== What is required ==
Print every entry word for word, but omit the pictures.

== Data records ==
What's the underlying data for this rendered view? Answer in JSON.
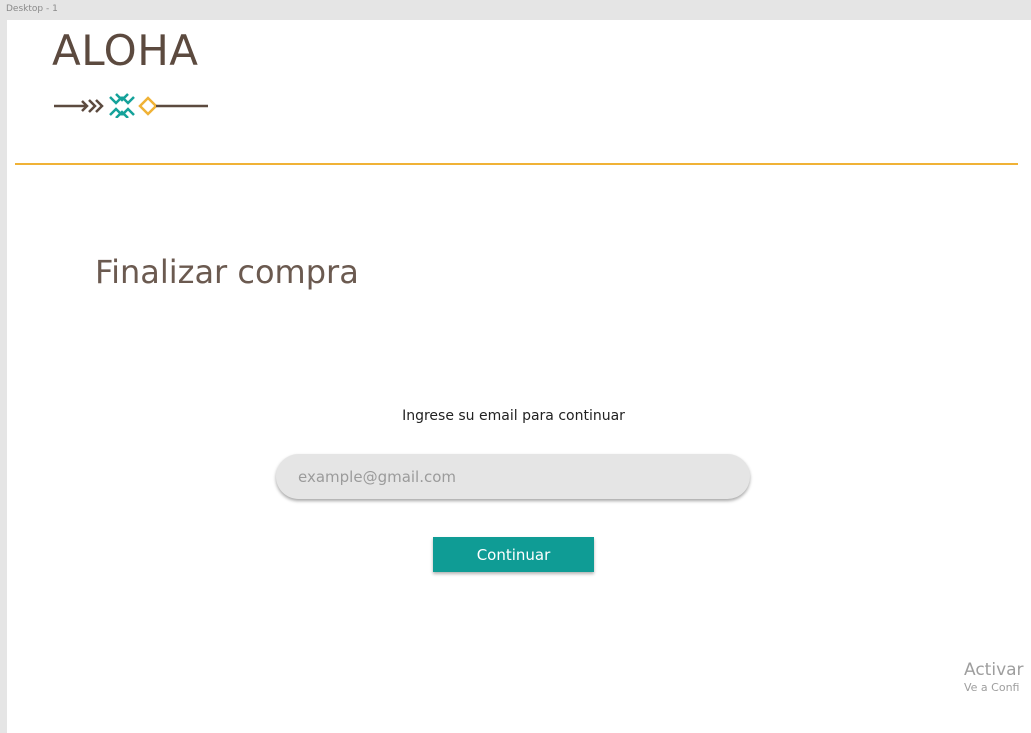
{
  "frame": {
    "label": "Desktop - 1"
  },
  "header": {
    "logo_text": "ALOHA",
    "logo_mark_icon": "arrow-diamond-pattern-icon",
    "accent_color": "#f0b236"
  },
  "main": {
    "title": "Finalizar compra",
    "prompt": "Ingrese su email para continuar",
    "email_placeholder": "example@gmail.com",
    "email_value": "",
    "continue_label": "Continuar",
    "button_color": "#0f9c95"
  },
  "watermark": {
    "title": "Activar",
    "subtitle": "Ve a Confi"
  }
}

== Full response ==
What's the underlying data for this rendered view? Answer in JSON.
{
  "frame": {
    "label": "Desktop - 1"
  },
  "header": {
    "logo_text": "ALOHA",
    "logo_mark_icon": "arrow-diamond-pattern-icon",
    "accent_color": "#f0b236"
  },
  "main": {
    "title": "Finalizar compra",
    "prompt": "Ingrese su email para continuar",
    "email_placeholder": "example@gmail.com",
    "email_value": "",
    "continue_label": "Continuar",
    "button_color": "#0f9c95"
  },
  "watermark": {
    "title": "Activar",
    "subtitle": "Ve a Confi"
  }
}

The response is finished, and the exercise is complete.